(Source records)
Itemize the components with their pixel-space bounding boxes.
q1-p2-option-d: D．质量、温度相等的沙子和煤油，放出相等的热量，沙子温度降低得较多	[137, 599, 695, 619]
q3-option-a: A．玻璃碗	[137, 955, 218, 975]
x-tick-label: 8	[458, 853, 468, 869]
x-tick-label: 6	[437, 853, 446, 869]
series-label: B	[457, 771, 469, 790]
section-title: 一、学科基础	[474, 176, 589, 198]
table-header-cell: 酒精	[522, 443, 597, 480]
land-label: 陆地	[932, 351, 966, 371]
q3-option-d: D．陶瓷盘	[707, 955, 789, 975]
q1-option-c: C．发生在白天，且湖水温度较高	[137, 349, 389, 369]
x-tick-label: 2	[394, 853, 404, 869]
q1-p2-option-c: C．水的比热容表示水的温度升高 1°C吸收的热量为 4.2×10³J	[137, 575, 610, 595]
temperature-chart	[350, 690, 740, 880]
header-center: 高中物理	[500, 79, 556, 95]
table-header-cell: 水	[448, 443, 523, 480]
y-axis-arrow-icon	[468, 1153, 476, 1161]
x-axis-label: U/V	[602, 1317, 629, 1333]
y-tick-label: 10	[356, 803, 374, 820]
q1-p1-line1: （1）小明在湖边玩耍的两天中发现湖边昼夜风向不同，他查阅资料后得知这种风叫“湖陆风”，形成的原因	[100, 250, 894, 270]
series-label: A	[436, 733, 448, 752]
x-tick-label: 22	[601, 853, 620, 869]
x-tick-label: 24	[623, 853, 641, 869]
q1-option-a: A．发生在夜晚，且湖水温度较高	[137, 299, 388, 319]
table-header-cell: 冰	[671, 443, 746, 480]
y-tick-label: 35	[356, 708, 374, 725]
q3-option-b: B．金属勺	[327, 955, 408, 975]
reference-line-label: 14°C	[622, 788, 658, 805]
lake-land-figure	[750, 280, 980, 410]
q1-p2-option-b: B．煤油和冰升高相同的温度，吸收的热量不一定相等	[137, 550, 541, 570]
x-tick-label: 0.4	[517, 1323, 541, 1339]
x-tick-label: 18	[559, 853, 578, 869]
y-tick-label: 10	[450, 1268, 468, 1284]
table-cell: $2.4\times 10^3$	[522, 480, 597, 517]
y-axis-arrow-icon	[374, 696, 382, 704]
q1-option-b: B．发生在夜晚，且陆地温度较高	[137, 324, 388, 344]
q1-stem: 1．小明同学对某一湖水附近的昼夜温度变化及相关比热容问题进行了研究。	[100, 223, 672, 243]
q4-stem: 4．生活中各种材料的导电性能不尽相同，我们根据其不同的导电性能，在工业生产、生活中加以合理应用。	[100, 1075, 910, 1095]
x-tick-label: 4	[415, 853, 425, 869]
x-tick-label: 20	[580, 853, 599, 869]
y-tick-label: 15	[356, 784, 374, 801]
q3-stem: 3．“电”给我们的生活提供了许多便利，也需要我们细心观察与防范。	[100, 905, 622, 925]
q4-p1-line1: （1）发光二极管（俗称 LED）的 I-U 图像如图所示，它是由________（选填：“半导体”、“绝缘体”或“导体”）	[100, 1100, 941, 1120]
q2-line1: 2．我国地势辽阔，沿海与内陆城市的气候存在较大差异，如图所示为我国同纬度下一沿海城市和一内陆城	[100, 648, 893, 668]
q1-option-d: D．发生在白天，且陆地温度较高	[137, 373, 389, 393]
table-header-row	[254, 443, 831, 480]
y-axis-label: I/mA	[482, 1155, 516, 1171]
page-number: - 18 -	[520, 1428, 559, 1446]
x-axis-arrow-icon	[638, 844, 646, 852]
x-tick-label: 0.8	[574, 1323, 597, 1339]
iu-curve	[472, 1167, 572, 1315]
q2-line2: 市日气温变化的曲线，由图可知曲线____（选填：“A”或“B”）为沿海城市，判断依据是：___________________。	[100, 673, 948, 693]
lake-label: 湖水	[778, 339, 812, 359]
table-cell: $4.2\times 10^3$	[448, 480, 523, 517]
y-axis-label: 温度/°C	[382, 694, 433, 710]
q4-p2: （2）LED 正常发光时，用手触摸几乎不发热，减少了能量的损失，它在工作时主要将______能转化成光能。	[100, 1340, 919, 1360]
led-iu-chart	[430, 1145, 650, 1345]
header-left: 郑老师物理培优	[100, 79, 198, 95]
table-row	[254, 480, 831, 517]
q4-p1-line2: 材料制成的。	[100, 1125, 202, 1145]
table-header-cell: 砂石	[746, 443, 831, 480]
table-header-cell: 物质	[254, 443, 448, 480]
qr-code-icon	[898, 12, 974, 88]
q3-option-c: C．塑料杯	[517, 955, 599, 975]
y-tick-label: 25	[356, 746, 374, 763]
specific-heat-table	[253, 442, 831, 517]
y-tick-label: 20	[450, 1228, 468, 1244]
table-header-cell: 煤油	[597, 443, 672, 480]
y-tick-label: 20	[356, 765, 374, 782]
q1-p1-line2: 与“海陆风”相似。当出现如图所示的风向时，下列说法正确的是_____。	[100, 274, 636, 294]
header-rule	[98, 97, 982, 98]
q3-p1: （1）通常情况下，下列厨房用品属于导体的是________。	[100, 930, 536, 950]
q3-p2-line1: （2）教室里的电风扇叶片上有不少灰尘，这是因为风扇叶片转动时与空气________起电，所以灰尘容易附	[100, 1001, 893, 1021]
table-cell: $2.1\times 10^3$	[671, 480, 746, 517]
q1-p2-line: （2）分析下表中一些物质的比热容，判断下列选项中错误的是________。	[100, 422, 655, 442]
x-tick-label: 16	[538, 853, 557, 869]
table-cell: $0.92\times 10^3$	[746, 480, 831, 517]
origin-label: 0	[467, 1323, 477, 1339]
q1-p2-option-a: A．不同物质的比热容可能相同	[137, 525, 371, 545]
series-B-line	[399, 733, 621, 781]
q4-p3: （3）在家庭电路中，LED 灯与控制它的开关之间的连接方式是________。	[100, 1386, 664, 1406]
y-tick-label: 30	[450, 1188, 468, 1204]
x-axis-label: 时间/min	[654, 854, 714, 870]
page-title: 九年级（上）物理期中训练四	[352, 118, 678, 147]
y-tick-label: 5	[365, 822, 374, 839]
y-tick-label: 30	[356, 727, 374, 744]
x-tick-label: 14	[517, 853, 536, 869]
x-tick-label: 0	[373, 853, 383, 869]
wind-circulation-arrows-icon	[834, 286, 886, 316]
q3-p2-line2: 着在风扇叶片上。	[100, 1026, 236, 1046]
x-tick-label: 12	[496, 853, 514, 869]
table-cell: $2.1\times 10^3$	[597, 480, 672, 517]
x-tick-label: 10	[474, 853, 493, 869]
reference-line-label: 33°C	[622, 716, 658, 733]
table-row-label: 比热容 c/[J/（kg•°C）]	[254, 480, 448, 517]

Task description:
Rewrite the listing with every occurrence of "x-tick-label" renamed to "x-axis-tick", leaving everything else unchanged.

Final result:
Itemize the components with their pixel-space bounding boxes.
q1-p2-option-d: D．质量、温度相等的沙子和煤油，放出相等的热量，沙子温度降低得较多	[137, 599, 695, 619]
q3-option-a: A．玻璃碗	[137, 955, 218, 975]
x-axis-tick: 8	[458, 853, 468, 869]
x-axis-tick: 6	[437, 853, 446, 869]
series-label: B	[457, 771, 469, 790]
section-title: 一、学科基础	[474, 176, 589, 198]
table-header-cell: 酒精	[522, 443, 597, 480]
land-label: 陆地	[932, 351, 966, 371]
q3-option-d: D．陶瓷盘	[707, 955, 789, 975]
q1-option-c: C．发生在白天，且湖水温度较高	[137, 349, 389, 369]
x-axis-tick: 2	[394, 853, 404, 869]
q1-p2-option-c: C．水的比热容表示水的温度升高 1°C吸收的热量为 4.2×10³J	[137, 575, 610, 595]
temperature-chart	[350, 690, 740, 880]
header-center: 高中物理	[500, 79, 556, 95]
table-header-cell: 水	[448, 443, 523, 480]
y-axis-arrow-icon	[468, 1153, 476, 1161]
x-axis-label: U/V	[602, 1317, 629, 1333]
y-tick-label: 10	[356, 803, 374, 820]
q1-p1-line1: （1）小明在湖边玩耍的两天中发现湖边昼夜风向不同，他查阅资料后得知这种风叫“湖陆风”，形成的原因	[100, 250, 894, 270]
series-label: A	[436, 733, 448, 752]
x-axis-tick: 22	[601, 853, 620, 869]
x-axis-tick: 24	[623, 853, 641, 869]
q1-option-a: A．发生在夜晚，且湖水温度较高	[137, 299, 388, 319]
table-header-cell: 冰	[671, 443, 746, 480]
y-tick-label: 35	[356, 708, 374, 725]
q3-option-b: B．金属勺	[327, 955, 408, 975]
reference-line-label: 14°C	[622, 788, 658, 805]
lake-land-figure	[750, 280, 980, 410]
q1-p2-option-b: B．煤油和冰升高相同的温度，吸收的热量不一定相等	[137, 550, 541, 570]
x-axis-tick: 0.4	[517, 1323, 541, 1339]
x-axis-tick: 18	[559, 853, 578, 869]
y-tick-label: 10	[450, 1268, 468, 1284]
table-cell: $2.4\times 10^3$	[522, 480, 597, 517]
y-axis-arrow-icon	[374, 696, 382, 704]
q1-option-b: B．发生在夜晚，且陆地温度较高	[137, 324, 388, 344]
q1-stem: 1．小明同学对某一湖水附近的昼夜温度变化及相关比热容问题进行了研究。	[100, 223, 672, 243]
q4-stem: 4．生活中各种材料的导电性能不尽相同，我们根据其不同的导电性能，在工业生产、生活中加以合理应用。	[100, 1075, 910, 1095]
x-axis-tick: 4	[415, 853, 425, 869]
x-axis-tick: 20	[580, 853, 599, 869]
y-tick-label: 15	[356, 784, 374, 801]
q3-stem: 3．“电”给我们的生活提供了许多便利，也需要我们细心观察与防范。	[100, 905, 622, 925]
q4-p1-line1: （1）发光二极管（俗称 LED）的 I-U 图像如图所示，它是由________（选填：“半导体”、“绝缘体”或“导体”）	[100, 1100, 941, 1120]
q2-line1: 2．我国地势辽阔，沿海与内陆城市的气候存在较大差异，如图所示为我国同纬度下一沿海城市和一内陆城	[100, 648, 893, 668]
q1-option-d: D．发生在白天，且陆地温度较高	[137, 373, 389, 393]
table-header-row	[254, 443, 831, 480]
y-axis-label: I/mA	[482, 1155, 516, 1171]
page-number: - 18 -	[520, 1428, 559, 1446]
x-axis-arrow-icon	[638, 844, 646, 852]
x-axis-tick: 0.8	[574, 1323, 597, 1339]
iu-curve	[472, 1167, 572, 1315]
q2-line2: 市日气温变化的曲线，由图可知曲线____（选填：“A”或“B”）为沿海城市，判断依据是：___________________。	[100, 673, 948, 693]
lake-label: 湖水	[778, 339, 812, 359]
table-cell: $4.2\times 10^3$	[448, 480, 523, 517]
y-axis-label: 温度/°C	[382, 694, 433, 710]
q4-p2: （2）LED 正常发光时，用手触摸几乎不发热，减少了能量的损失，它在工作时主要将______能转化成光能。	[100, 1340, 919, 1360]
led-iu-chart	[430, 1145, 650, 1345]
header-left: 郑老师物理培优	[100, 79, 198, 95]
table-row	[254, 480, 831, 517]
q4-p1-line2: 材料制成的。	[100, 1125, 202, 1145]
table-header-cell: 砂石	[746, 443, 831, 480]
table-header-cell: 物质	[254, 443, 448, 480]
qr-code-icon	[898, 12, 974, 88]
q3-option-c: C．塑料杯	[517, 955, 599, 975]
y-tick-label: 25	[356, 746, 374, 763]
specific-heat-table	[253, 442, 831, 517]
y-tick-label: 20	[450, 1228, 468, 1244]
table-header-cell: 煤油	[597, 443, 672, 480]
y-tick-label: 20	[356, 765, 374, 782]
q1-p1-line2: 与“海陆风”相似。当出现如图所示的风向时，下列说法正确的是_____。	[100, 274, 636, 294]
header-rule	[98, 97, 982, 98]
q3-p1: （1）通常情况下，下列厨房用品属于导体的是________。	[100, 930, 536, 950]
q3-p2-line1: （2）教室里的电风扇叶片上有不少灰尘，这是因为风扇叶片转动时与空气________起电，所以灰尘容易附	[100, 1001, 893, 1021]
table-cell: $2.1\times 10^3$	[671, 480, 746, 517]
q1-p2-line: （2）分析下表中一些物质的比热容，判断下列选项中错误的是________。	[100, 422, 655, 442]
x-axis-tick: 16	[538, 853, 557, 869]
table-cell: $0.92\times 10^3$	[746, 480, 831, 517]
origin-label: 0	[467, 1323, 477, 1339]
q1-p2-option-a: A．不同物质的比热容可能相同	[137, 525, 371, 545]
series-B-line	[399, 733, 621, 781]
q4-p3: （3）在家庭电路中，LED 灯与控制它的开关之间的连接方式是________。	[100, 1386, 664, 1406]
y-tick-label: 30	[450, 1188, 468, 1204]
x-axis-label: 时间/min	[654, 854, 714, 870]
page-title: 九年级（上）物理期中训练四	[352, 118, 678, 147]
y-tick-label: 5	[365, 822, 374, 839]
y-tick-label: 30	[356, 727, 374, 744]
x-axis-tick: 14	[517, 853, 536, 869]
x-axis-tick: 0	[373, 853, 383, 869]
wind-circulation-arrows-icon	[834, 286, 886, 316]
q3-p2-line2: 着在风扇叶片上。	[100, 1026, 236, 1046]
x-axis-tick: 12	[496, 853, 514, 869]
table-cell: $2.1\times 10^3$	[597, 480, 672, 517]
x-axis-tick: 10	[474, 853, 493, 869]
reference-line-label: 33°C	[622, 716, 658, 733]
table-row-label: 比热容 c/[J/（kg•°C）]	[254, 480, 448, 517]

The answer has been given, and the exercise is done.